THE INPUT —
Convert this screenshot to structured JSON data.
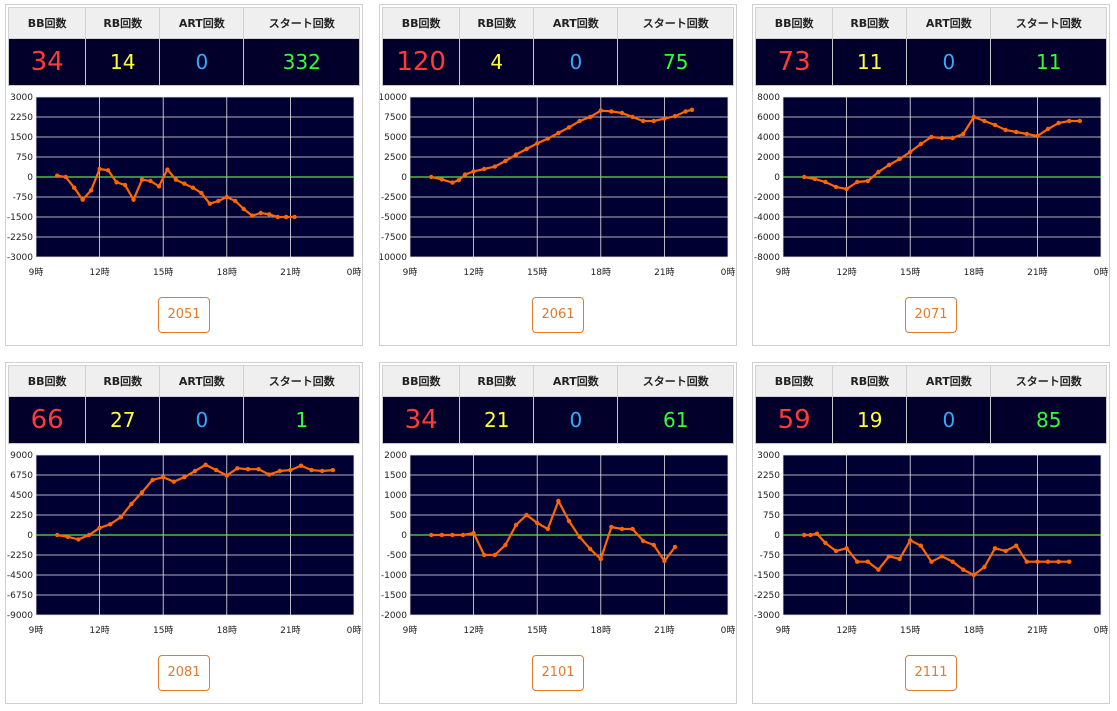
{
  "headers": {
    "bb": "BB回数",
    "rb": "RB回数",
    "art": "ART回数",
    "start": "スタート回数"
  },
  "colors": {
    "plot_bg": "#000033",
    "line": "#ff6600",
    "zero_line": "#66dd44",
    "grid": "#e8e8e8",
    "button": "#e07b2c"
  },
  "machines": [
    {
      "bb": "34",
      "rb": "14",
      "art": "0",
      "start": "332",
      "button": "2051",
      "chart_data": {
        "type": "line",
        "xlabel": "",
        "ylabel": "",
        "x_ticks": [
          "9時",
          "12時",
          "15時",
          "18時",
          "21時",
          "0時"
        ],
        "y_ticks": [
          "3000",
          "2250",
          "1500",
          "750",
          "0",
          "-750",
          "-1500",
          "-2250",
          "-3000"
        ],
        "xlim": [
          9,
          24
        ],
        "ylim": [
          -3000,
          3000
        ],
        "series": [
          {
            "x": [
              10.0,
              10.4,
              10.8,
              11.2,
              11.6,
              12.0,
              12.4,
              12.8,
              13.2,
              13.6,
              14.0,
              14.4,
              14.8,
              15.2,
              15.6,
              16.0,
              16.4,
              16.8,
              17.2,
              17.6,
              18.0,
              18.4,
              18.8,
              19.2,
              19.6,
              20.0,
              20.4,
              20.8,
              21.2
            ],
            "y": [
              50,
              0,
              -400,
              -850,
              -500,
              300,
              250,
              -200,
              -300,
              -850,
              -100,
              -150,
              -350,
              280,
              -100,
              -250,
              -400,
              -600,
              -1000,
              -900,
              -750,
              -900,
              -1200,
              -1450,
              -1350,
              -1400,
              -1500,
              -1500,
              -1500
            ]
          }
        ]
      }
    },
    {
      "bb": "120",
      "rb": "4",
      "art": "0",
      "start": "75",
      "button": "2061",
      "chart_data": {
        "type": "line",
        "xlabel": "",
        "ylabel": "",
        "x_ticks": [
          "9時",
          "12時",
          "15時",
          "18時",
          "21時",
          "0時"
        ],
        "y_ticks": [
          "10000",
          "7500",
          "5000",
          "2500",
          "0",
          "-2500",
          "-5000",
          "-7500",
          "-10000"
        ],
        "xlim": [
          9,
          24
        ],
        "ylim": [
          -10000,
          10000
        ],
        "series": [
          {
            "x": [
              10.0,
              10.5,
              11.0,
              11.3,
              11.6,
              12.0,
              12.5,
              13.0,
              13.5,
              14.0,
              14.5,
              15.0,
              15.5,
              16.0,
              16.5,
              17.0,
              17.5,
              18.0,
              18.5,
              19.0,
              19.5,
              20.0,
              20.5,
              21.0,
              21.5,
              22.0,
              22.3
            ],
            "y": [
              0,
              -300,
              -700,
              -400,
              300,
              700,
              1000,
              1300,
              2000,
              2800,
              3500,
              4200,
              4800,
              5500,
              6200,
              7000,
              7500,
              8300,
              8200,
              8000,
              7500,
              7000,
              7000,
              7300,
              7600,
              8200,
              8400
            ]
          }
        ]
      }
    },
    {
      "bb": "73",
      "rb": "11",
      "art": "0",
      "start": "11",
      "button": "2071",
      "chart_data": {
        "type": "line",
        "xlabel": "",
        "ylabel": "",
        "x_ticks": [
          "9時",
          "12時",
          "15時",
          "18時",
          "21時",
          "0時"
        ],
        "y_ticks": [
          "8000",
          "6000",
          "4000",
          "2000",
          "0",
          "-2000",
          "-4000",
          "-6000",
          "-8000"
        ],
        "xlim": [
          9,
          24
        ],
        "ylim": [
          -8000,
          8000
        ],
        "series": [
          {
            "x": [
              10.0,
              10.5,
              11.0,
              11.5,
              12.0,
              12.5,
              13.0,
              13.5,
              14.0,
              14.5,
              15.0,
              15.5,
              16.0,
              16.5,
              17.0,
              17.5,
              18.0,
              18.5,
              19.0,
              19.5,
              20.0,
              20.5,
              21.0,
              21.5,
              22.0,
              22.5,
              23.0
            ],
            "y": [
              0,
              -200,
              -500,
              -1000,
              -1200,
              -500,
              -400,
              500,
              1200,
              1800,
              2500,
              3300,
              4000,
              3900,
              3900,
              4300,
              6000,
              5600,
              5200,
              4700,
              4500,
              4300,
              4100,
              4800,
              5400,
              5600,
              5600
            ]
          }
        ]
      }
    },
    {
      "bb": "66",
      "rb": "27",
      "art": "0",
      "start": "1",
      "button": "2081",
      "chart_data": {
        "type": "line",
        "xlabel": "",
        "ylabel": "",
        "x_ticks": [
          "9時",
          "12時",
          "15時",
          "18時",
          "21時",
          "0時"
        ],
        "y_ticks": [
          "9000",
          "6750",
          "4500",
          "2250",
          "0",
          "-2250",
          "-4500",
          "-6750",
          "-9000"
        ],
        "xlim": [
          9,
          24
        ],
        "ylim": [
          -9000,
          9000
        ],
        "series": [
          {
            "x": [
              10.0,
              10.5,
              11.0,
              11.5,
              12.0,
              12.5,
              13.0,
              13.5,
              14.0,
              14.5,
              15.0,
              15.5,
              16.0,
              16.5,
              17.0,
              17.5,
              18.0,
              18.5,
              19.0,
              19.5,
              20.0,
              20.5,
              21.0,
              21.5,
              22.0,
              22.5,
              23.0
            ],
            "y": [
              0,
              -200,
              -500,
              0,
              800,
              1200,
              2000,
              3500,
              4800,
              6200,
              6500,
              6000,
              6500,
              7200,
              7900,
              7300,
              6700,
              7500,
              7400,
              7400,
              6800,
              7200,
              7300,
              7800,
              7300,
              7200,
              7300
            ]
          }
        ]
      }
    },
    {
      "bb": "34",
      "rb": "21",
      "art": "0",
      "start": "61",
      "button": "2101",
      "chart_data": {
        "type": "line",
        "xlabel": "",
        "ylabel": "",
        "x_ticks": [
          "9時",
          "12時",
          "15時",
          "18時",
          "21時",
          "0時"
        ],
        "y_ticks": [
          "2000",
          "1500",
          "1000",
          "500",
          "0",
          "-500",
          "-1000",
          "-1500",
          "-2000"
        ],
        "xlim": [
          9,
          24
        ],
        "ylim": [
          -2000,
          2000
        ],
        "series": [
          {
            "x": [
              10.0,
              10.5,
              11.0,
              11.5,
              12.0,
              12.5,
              13.0,
              13.5,
              14.0,
              14.5,
              15.0,
              15.5,
              16.0,
              16.5,
              17.0,
              17.5,
              18.0,
              18.5,
              19.0,
              19.5,
              20.0,
              20.5,
              21.0,
              21.5
            ],
            "y": [
              0,
              0,
              0,
              0,
              50,
              -500,
              -500,
              -250,
              250,
              500,
              300,
              150,
              850,
              350,
              -50,
              -350,
              -600,
              200,
              150,
              150,
              -150,
              -250,
              -650,
              -300
            ]
          }
        ]
      }
    },
    {
      "bb": "59",
      "rb": "19",
      "art": "0",
      "start": "85",
      "button": "2111",
      "chart_data": {
        "type": "line",
        "xlabel": "",
        "ylabel": "",
        "x_ticks": [
          "9時",
          "12時",
          "15時",
          "18時",
          "21時",
          "0時"
        ],
        "y_ticks": [
          "3000",
          "2250",
          "1500",
          "750",
          "0",
          "-750",
          "-1500",
          "-2250",
          "-3000"
        ],
        "xlim": [
          9,
          24
        ],
        "ylim": [
          -3000,
          3000
        ],
        "series": [
          {
            "x": [
              10.0,
              10.3,
              10.6,
              11.0,
              11.5,
              12.0,
              12.5,
              13.0,
              13.5,
              14.0,
              14.5,
              15.0,
              15.5,
              16.0,
              16.5,
              17.0,
              17.5,
              18.0,
              18.5,
              19.0,
              19.5,
              20.0,
              20.5,
              21.0,
              21.5,
              22.0,
              22.5
            ],
            "y": [
              0,
              0,
              50,
              -300,
              -600,
              -500,
              -1000,
              -1000,
              -1300,
              -800,
              -900,
              -200,
              -400,
              -1000,
              -800,
              -1000,
              -1300,
              -1500,
              -1200,
              -500,
              -600,
              -400,
              -1000,
              -1000,
              -1000,
              -1000,
              -1000
            ]
          }
        ]
      }
    }
  ]
}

TO DO —
Track down every line with the word "start" and copy it.

RESPONSE TO THIS TASK —
    "start": "スタート回数"
      "start": "332",
      "start": "75",
      "start": "11",
      "start": "1",
      "start": "61",
      "start": "85",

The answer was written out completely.